## What this task involves
Could you write out each entry exactly as it reads?

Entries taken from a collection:

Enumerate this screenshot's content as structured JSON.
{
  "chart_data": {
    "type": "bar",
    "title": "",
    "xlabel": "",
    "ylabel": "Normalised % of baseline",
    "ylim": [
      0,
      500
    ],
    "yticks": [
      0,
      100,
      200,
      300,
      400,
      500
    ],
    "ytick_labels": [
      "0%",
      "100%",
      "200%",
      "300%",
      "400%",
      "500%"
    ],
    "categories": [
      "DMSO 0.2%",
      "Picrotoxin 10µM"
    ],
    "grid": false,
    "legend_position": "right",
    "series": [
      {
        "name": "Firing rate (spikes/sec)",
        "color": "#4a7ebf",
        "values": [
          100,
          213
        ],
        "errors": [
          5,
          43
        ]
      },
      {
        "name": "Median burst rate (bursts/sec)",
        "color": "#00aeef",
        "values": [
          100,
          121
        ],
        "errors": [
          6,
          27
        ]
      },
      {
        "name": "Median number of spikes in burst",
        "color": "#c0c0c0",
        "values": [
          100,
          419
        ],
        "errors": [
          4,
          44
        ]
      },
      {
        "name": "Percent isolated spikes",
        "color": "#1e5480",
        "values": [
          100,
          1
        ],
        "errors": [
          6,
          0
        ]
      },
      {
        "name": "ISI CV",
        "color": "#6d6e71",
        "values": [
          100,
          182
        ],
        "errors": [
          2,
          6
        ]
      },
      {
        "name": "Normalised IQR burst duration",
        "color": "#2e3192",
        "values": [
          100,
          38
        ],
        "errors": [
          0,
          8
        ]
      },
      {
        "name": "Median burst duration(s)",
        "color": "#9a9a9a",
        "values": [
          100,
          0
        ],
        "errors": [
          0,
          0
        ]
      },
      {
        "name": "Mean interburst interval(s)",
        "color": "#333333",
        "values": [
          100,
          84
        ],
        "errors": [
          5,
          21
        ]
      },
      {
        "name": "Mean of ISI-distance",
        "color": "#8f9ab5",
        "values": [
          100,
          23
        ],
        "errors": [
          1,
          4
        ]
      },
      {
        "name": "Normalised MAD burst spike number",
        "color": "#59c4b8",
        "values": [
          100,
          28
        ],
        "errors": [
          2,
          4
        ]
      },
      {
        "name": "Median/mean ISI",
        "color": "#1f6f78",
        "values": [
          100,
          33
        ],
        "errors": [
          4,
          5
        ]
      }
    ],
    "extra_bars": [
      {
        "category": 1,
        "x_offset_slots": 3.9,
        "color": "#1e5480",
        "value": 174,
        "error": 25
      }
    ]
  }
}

## Response
Enumerate this screenshot's content as structured JSON.
{
  "chart_data": {
    "type": "bar",
    "title": "",
    "xlabel": "",
    "ylabel": "Normalised % of baseline",
    "ylim": [
      0,
      500
    ],
    "yticks": [
      0,
      100,
      200,
      300,
      400,
      500
    ],
    "ytick_labels": [
      "0%",
      "100%",
      "200%",
      "300%",
      "400%",
      "500%"
    ],
    "categories": [
      "DMSO 0.2%",
      "Picrotoxin 10µM"
    ],
    "grid": false,
    "legend_position": "right",
    "series": [
      {
        "name": "Firing rate (spikes/sec)",
        "color": "#4a7ebf",
        "values": [
          100,
          213
        ],
        "errors": [
          5,
          43
        ]
      },
      {
        "name": "Median burst rate (bursts/sec)",
        "color": "#00aeef",
        "values": [
          100,
          121
        ],
        "errors": [
          6,
          27
        ]
      },
      {
        "name": "Median number of spikes in burst",
        "color": "#c0c0c0",
        "values": [
          100,
          419
        ],
        "errors": [
          4,
          44
        ]
      },
      {
        "name": "Percent isolated spikes",
        "color": "#1e5480",
        "values": [
          100,
          1
        ],
        "errors": [
          6,
          0
        ]
      },
      {
        "name": "ISI CV",
        "color": "#6d6e71",
        "values": [
          100,
          182
        ],
        "errors": [
          2,
          6
        ]
      },
      {
        "name": "Normalised IQR burst duration",
        "color": "#2e3192",
        "values": [
          100,
          38
        ],
        "errors": [
          0,
          8
        ]
      },
      {
        "name": "Median burst duration(s)",
        "color": "#9a9a9a",
        "values": [
          100,
          0
        ],
        "errors": [
          0,
          0
        ]
      },
      {
        "name": "Mean interburst interval(s)",
        "color": "#333333",
        "values": [
          100,
          84
        ],
        "errors": [
          5,
          21
        ]
      },
      {
        "name": "Mean of ISI-distance",
        "color": "#8f9ab5",
        "values": [
          100,
          23
        ],
        "errors": [
          1,
          4
        ]
      },
      {
        "name": "Normalised MAD burst spike number",
        "color": "#59c4b8",
        "values": [
          100,
          28
        ],
        "errors": [
          2,
          4
        ]
      },
      {
        "name": "Median/mean ISI",
        "color": "#1f6f78",
        "values": [
          100,
          33
        ],
        "errors": [
          4,
          5
        ]
      }
    ],
    "extra_bars": [
      {
        "category": 1,
        "x_offset_slots": 3.9,
        "color": "#1e5480",
        "value": 174,
        "error": 25
      }
    ]
  }
}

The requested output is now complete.